[Set exercise]:
In the copy, include every entry exactly but none of the images.

[Dataset entries]:
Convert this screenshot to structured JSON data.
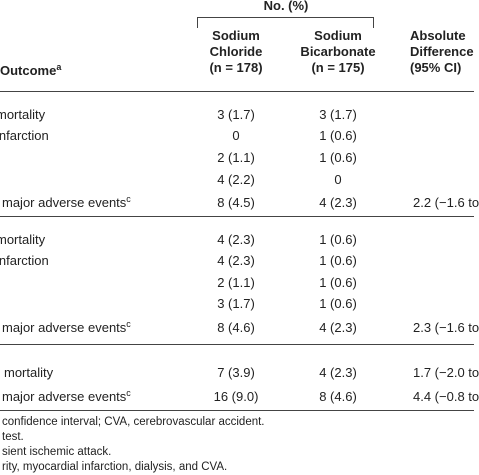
{
  "header": {
    "group": "No. (%)",
    "outcome": "Outcome",
    "outcome_note": "a",
    "columns": [
      {
        "lines": [
          "Sodium",
          "Chloride",
          "(n = 178)"
        ]
      },
      {
        "lines": [
          "Sodium",
          "Bicarbonate",
          "(n = 175)"
        ]
      },
      {
        "lines": [
          "Absolute",
          "Difference",
          "(95% CI)"
        ]
      }
    ]
  },
  "rows": [
    {
      "label": "mortality",
      "chloride": "3 (1.7)",
      "bicarbonate": "3 (1.7)"
    },
    {
      "label": "infarction",
      "chloride": "0",
      "bicarbonate": "1 (0.6)"
    },
    {
      "chloride": "2 (1.1)",
      "bicarbonate": "1 (0.6)"
    },
    {
      "chloride": "4 (2.2)",
      "bicarbonate": "0"
    },
    {
      "label": "major adverse events",
      "note": "c",
      "chloride": "8 (4.5)",
      "bicarbonate": "4 (2.3)",
      "difference": "2.2 (−1.6 to"
    },
    {
      "label": "mortality",
      "chloride": "4 (2.3)",
      "bicarbonate": "1 (0.6)"
    },
    {
      "label": "infarction",
      "chloride": "4 (2.3)",
      "bicarbonate": "1 (0.6)"
    },
    {
      "chloride": "2 (1.1)",
      "bicarbonate": "1 (0.6)"
    },
    {
      "chloride": "3 (1.7)",
      "bicarbonate": "1 (0.6)"
    },
    {
      "label": "major adverse events",
      "note": "c",
      "chloride": "8 (4.6)",
      "bicarbonate": "4 (2.3)",
      "difference": "2.3 (−1.6 to"
    },
    {
      "label": "mortality",
      "chloride": "7 (3.9)",
      "bicarbonate": "4 (2.3)",
      "difference": "1.7 (−2.0 to"
    },
    {
      "label": "major adverse events",
      "note": "c",
      "chloride": "16 (9.0)",
      "bicarbonate": "8 (4.6)",
      "difference": "4.4 (−0.8 to"
    }
  ],
  "footnotes": [
    "confidence interval; CVA, cerebrovascular accident.",
    "test.",
    "sient ischemic attack.",
    "rity, myocardial infarction, dialysis, and CVA."
  ]
}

[Response]:
Convert this screenshot to structured JSON data.
{
  "header": {
    "group": "No. (%)",
    "outcome": "Outcome",
    "outcome_note": "a",
    "columns": [
      {
        "lines": [
          "Sodium",
          "Chloride",
          "(n = 178)"
        ]
      },
      {
        "lines": [
          "Sodium",
          "Bicarbonate",
          "(n = 175)"
        ]
      },
      {
        "lines": [
          "Absolute",
          "Difference",
          "(95% CI)"
        ]
      }
    ]
  },
  "rows": [
    {
      "label": "mortality",
      "chloride": "3 (1.7)",
      "bicarbonate": "3 (1.7)"
    },
    {
      "label": "infarction",
      "chloride": "0",
      "bicarbonate": "1 (0.6)"
    },
    {
      "chloride": "2 (1.1)",
      "bicarbonate": "1 (0.6)"
    },
    {
      "chloride": "4 (2.2)",
      "bicarbonate": "0"
    },
    {
      "label": "major adverse events",
      "note": "c",
      "chloride": "8 (4.5)",
      "bicarbonate": "4 (2.3)",
      "difference": "2.2 (−1.6 to"
    },
    {
      "label": "mortality",
      "chloride": "4 (2.3)",
      "bicarbonate": "1 (0.6)"
    },
    {
      "label": "infarction",
      "chloride": "4 (2.3)",
      "bicarbonate": "1 (0.6)"
    },
    {
      "chloride": "2 (1.1)",
      "bicarbonate": "1 (0.6)"
    },
    {
      "chloride": "3 (1.7)",
      "bicarbonate": "1 (0.6)"
    },
    {
      "label": "major adverse events",
      "note": "c",
      "chloride": "8 (4.6)",
      "bicarbonate": "4 (2.3)",
      "difference": "2.3 (−1.6 to"
    },
    {
      "label": "mortality",
      "chloride": "7 (3.9)",
      "bicarbonate": "4 (2.3)",
      "difference": "1.7 (−2.0 to"
    },
    {
      "label": "major adverse events",
      "note": "c",
      "chloride": "16 (9.0)",
      "bicarbonate": "8 (4.6)",
      "difference": "4.4 (−0.8 to"
    }
  ],
  "footnotes": [
    "confidence interval; CVA, cerebrovascular accident.",
    "test.",
    "sient ischemic attack.",
    "rity, myocardial infarction, dialysis, and CVA."
  ]
}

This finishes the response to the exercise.